Task to complete: Search the listing below for the word "Night" and copy each line that holds it.

(Dataset records)

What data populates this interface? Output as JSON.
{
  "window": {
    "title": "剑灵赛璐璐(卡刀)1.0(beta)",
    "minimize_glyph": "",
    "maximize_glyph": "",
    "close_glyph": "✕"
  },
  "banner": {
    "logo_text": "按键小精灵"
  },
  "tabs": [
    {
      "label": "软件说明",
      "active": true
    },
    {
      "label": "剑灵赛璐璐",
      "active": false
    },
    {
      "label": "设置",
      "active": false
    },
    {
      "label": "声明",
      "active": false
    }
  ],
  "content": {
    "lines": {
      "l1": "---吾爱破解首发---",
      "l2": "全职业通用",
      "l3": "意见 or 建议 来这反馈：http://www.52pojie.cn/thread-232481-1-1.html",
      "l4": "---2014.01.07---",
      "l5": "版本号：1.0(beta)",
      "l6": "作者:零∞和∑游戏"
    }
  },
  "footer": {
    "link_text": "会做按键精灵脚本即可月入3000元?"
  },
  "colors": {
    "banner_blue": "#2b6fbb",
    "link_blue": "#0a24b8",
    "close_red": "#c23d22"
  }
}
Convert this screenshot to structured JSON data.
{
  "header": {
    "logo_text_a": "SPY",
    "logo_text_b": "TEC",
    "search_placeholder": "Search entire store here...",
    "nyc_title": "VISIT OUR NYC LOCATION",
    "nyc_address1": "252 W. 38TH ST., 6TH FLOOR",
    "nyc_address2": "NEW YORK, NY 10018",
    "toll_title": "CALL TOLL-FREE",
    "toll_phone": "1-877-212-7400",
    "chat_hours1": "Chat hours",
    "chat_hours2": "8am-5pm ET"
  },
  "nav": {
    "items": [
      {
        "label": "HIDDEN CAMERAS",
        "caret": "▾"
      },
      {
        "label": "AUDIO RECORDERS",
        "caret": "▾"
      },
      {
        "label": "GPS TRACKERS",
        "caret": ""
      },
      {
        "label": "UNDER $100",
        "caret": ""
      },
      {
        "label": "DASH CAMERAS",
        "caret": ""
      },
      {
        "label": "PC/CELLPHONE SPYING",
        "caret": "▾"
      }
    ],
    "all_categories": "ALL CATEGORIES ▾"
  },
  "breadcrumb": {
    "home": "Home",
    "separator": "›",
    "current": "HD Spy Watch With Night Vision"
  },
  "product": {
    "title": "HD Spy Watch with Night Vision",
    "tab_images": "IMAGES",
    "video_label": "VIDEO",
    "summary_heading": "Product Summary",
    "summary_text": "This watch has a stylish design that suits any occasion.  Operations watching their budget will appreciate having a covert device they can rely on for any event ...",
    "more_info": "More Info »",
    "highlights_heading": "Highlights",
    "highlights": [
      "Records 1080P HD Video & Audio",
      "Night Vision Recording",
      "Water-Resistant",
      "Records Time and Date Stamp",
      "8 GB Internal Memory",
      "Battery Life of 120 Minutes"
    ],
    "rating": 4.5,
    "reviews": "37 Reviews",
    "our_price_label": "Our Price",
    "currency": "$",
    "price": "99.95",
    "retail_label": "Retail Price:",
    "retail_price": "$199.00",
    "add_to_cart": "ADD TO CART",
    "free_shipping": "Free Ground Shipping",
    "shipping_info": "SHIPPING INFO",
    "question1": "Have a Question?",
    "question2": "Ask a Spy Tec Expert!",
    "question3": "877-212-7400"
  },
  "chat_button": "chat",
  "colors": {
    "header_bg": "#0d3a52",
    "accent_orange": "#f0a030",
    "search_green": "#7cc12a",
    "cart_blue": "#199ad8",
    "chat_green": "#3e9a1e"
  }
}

Response for this exercise:
    "current": "HD Spy Watch With Night Vision"
    "title": "HD Spy Watch with Night Vision",
      "Night Vision Recording",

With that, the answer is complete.